# Task statement
With the images removed, repeat the data below exactly.

# Record set
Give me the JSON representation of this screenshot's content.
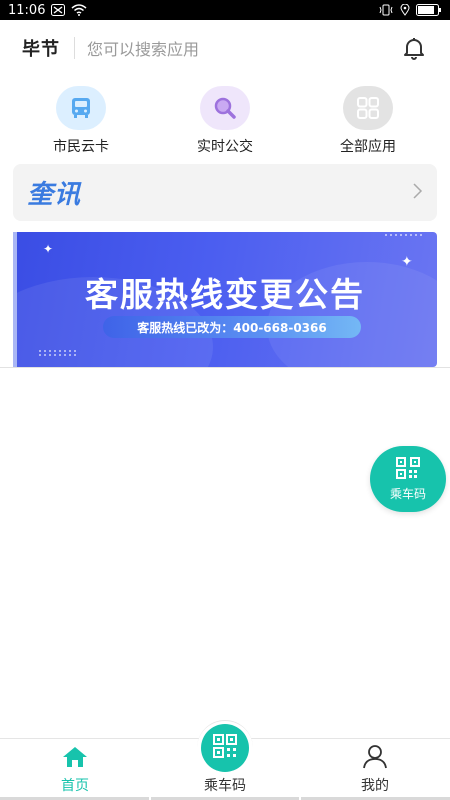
{
  "status_bar": {
    "time": "11:06"
  },
  "header": {
    "city": "毕节",
    "search_placeholder": "您可以搜索应用"
  },
  "entries": [
    {
      "label": "市民云卡",
      "icon": "bus-icon",
      "bg": "#dcefff",
      "fg": "#57a9f0"
    },
    {
      "label": "实时公交",
      "icon": "search-icon",
      "bg": "#efe6fb",
      "fg": "#9d72dd"
    },
    {
      "label": "全部应用",
      "icon": "grid-icon",
      "bg": "#e3e3e3",
      "fg": "#ffffff"
    }
  ],
  "news": {
    "logo": "奎讯"
  },
  "banner": {
    "title": "客服热线变更公告",
    "subtitle": "客服热线已改为：400-668-0366"
  },
  "float_button": {
    "label": "乘车码"
  },
  "bottom_nav": [
    {
      "label": "首页",
      "active": true
    },
    {
      "label": "乘车码",
      "active": false
    },
    {
      "label": "我的",
      "active": false
    }
  ],
  "colors": {
    "accent": "#17c3ac",
    "banner": "#3a4de4"
  }
}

# Response to the exercise
Give me the JSON representation of this screenshot's content.
{
  "status_bar": {
    "time": "11:06"
  },
  "header": {
    "city": "毕节",
    "search_placeholder": "您可以搜索应用"
  },
  "entries": [
    {
      "label": "市民云卡",
      "icon": "bus-icon",
      "bg": "#dcefff",
      "fg": "#57a9f0"
    },
    {
      "label": "实时公交",
      "icon": "search-icon",
      "bg": "#efe6fb",
      "fg": "#9d72dd"
    },
    {
      "label": "全部应用",
      "icon": "grid-icon",
      "bg": "#e3e3e3",
      "fg": "#ffffff"
    }
  ],
  "news": {
    "logo": "奎讯"
  },
  "banner": {
    "title": "客服热线变更公告",
    "subtitle": "客服热线已改为：400-668-0366"
  },
  "float_button": {
    "label": "乘车码"
  },
  "bottom_nav": [
    {
      "label": "首页",
      "active": true
    },
    {
      "label": "乘车码",
      "active": false
    },
    {
      "label": "我的",
      "active": false
    }
  ],
  "colors": {
    "accent": "#17c3ac",
    "banner": "#3a4de4"
  }
}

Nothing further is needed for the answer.